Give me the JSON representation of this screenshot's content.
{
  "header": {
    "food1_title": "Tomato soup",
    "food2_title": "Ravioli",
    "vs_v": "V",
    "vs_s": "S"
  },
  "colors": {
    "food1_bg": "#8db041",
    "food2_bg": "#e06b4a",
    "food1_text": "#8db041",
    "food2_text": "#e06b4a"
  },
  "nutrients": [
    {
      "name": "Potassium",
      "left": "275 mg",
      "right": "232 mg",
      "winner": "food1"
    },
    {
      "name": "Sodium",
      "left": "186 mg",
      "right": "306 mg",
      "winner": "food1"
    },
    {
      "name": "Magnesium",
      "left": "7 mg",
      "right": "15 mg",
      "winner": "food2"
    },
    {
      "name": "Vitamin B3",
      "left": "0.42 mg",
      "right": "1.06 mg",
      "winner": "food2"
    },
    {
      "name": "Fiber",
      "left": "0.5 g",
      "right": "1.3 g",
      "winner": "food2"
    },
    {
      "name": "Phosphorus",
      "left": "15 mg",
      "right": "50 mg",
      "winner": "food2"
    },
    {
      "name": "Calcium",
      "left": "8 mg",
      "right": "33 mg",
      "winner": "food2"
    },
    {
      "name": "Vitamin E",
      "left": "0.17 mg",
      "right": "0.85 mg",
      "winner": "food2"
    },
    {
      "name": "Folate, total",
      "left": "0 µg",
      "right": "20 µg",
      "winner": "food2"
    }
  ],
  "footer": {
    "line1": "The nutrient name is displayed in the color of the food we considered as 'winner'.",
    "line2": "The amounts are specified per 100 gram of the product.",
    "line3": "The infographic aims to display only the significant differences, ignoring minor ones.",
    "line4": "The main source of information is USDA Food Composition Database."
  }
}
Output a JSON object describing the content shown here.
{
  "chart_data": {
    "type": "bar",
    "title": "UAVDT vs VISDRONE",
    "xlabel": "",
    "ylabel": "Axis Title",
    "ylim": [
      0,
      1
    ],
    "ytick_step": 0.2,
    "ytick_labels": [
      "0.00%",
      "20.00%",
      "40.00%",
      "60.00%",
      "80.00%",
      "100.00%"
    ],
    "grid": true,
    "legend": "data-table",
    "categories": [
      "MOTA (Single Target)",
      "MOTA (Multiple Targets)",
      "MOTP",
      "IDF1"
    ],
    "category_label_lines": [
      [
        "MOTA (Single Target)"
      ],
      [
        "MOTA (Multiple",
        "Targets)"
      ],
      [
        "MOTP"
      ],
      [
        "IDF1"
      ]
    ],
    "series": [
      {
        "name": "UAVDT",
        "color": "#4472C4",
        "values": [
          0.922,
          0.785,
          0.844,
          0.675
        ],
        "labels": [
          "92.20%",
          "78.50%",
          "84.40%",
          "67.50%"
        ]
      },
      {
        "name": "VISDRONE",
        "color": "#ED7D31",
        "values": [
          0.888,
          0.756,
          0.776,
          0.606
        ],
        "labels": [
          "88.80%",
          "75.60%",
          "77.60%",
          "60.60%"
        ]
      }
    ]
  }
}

▸ WHAT THE TASK ASKS: Set down every line of the listing above again, exactly as given.

▸ EXERCISE SOLUTION:
Give me the JSON representation of this screenshot's content.
{
  "header": {
    "food1_title": "Tomato soup",
    "food2_title": "Ravioli",
    "vs_v": "V",
    "vs_s": "S"
  },
  "colors": {
    "food1_bg": "#8db041",
    "food2_bg": "#e06b4a",
    "food1_text": "#8db041",
    "food2_text": "#e06b4a"
  },
  "nutrients": [
    {
      "name": "Potassium",
      "left": "275 mg",
      "right": "232 mg",
      "winner": "food1"
    },
    {
      "name": "Sodium",
      "left": "186 mg",
      "right": "306 mg",
      "winner": "food1"
    },
    {
      "name": "Magnesium",
      "left": "7 mg",
      "right": "15 mg",
      "winner": "food2"
    },
    {
      "name": "Vitamin B3",
      "left": "0.42 mg",
      "right": "1.06 mg",
      "winner": "food2"
    },
    {
      "name": "Fiber",
      "left": "0.5 g",
      "right": "1.3 g",
      "winner": "food2"
    },
    {
      "name": "Phosphorus",
      "left": "15 mg",
      "right": "50 mg",
      "winner": "food2"
    },
    {
      "name": "Calcium",
      "left": "8 mg",
      "right": "33 mg",
      "winner": "food2"
    },
    {
      "name": "Vitamin E",
      "left": "0.17 mg",
      "right": "0.85 mg",
      "winner": "food2"
    },
    {
      "name": "Folate, total",
      "left": "0 µg",
      "right": "20 µg",
      "winner": "food2"
    }
  ],
  "footer": {
    "line1": "The nutrient name is displayed in the color of the food we considered as 'winner'.",
    "line2": "The amounts are specified per 100 gram of the product.",
    "line3": "The infographic aims to display only the significant differences, ignoring minor ones.",
    "line4": "The main source of information is USDA Food Composition Database."
  }
}
Output a JSON object describing the content shown here.
{
  "chart_data": {
    "type": "bar",
    "title": "UAVDT vs VISDRONE",
    "xlabel": "",
    "ylabel": "Axis Title",
    "ylim": [
      0,
      1
    ],
    "ytick_step": 0.2,
    "ytick_labels": [
      "0.00%",
      "20.00%",
      "40.00%",
      "60.00%",
      "80.00%",
      "100.00%"
    ],
    "grid": true,
    "legend": "data-table",
    "categories": [
      "MOTA (Single Target)",
      "MOTA (Multiple Targets)",
      "MOTP",
      "IDF1"
    ],
    "category_label_lines": [
      [
        "MOTA (Single Target)"
      ],
      [
        "MOTA (Multiple",
        "Targets)"
      ],
      [
        "MOTP"
      ],
      [
        "IDF1"
      ]
    ],
    "series": [
      {
        "name": "UAVDT",
        "color": "#4472C4",
        "values": [
          0.922,
          0.785,
          0.844,
          0.675
        ],
        "labels": [
          "92.20%",
          "78.50%",
          "84.40%",
          "67.50%"
        ]
      },
      {
        "name": "VISDRONE",
        "color": "#ED7D31",
        "values": [
          0.888,
          0.756,
          0.776,
          0.606
        ],
        "labels": [
          "88.80%",
          "75.60%",
          "77.60%",
          "60.60%"
        ]
      }
    ]
  }
}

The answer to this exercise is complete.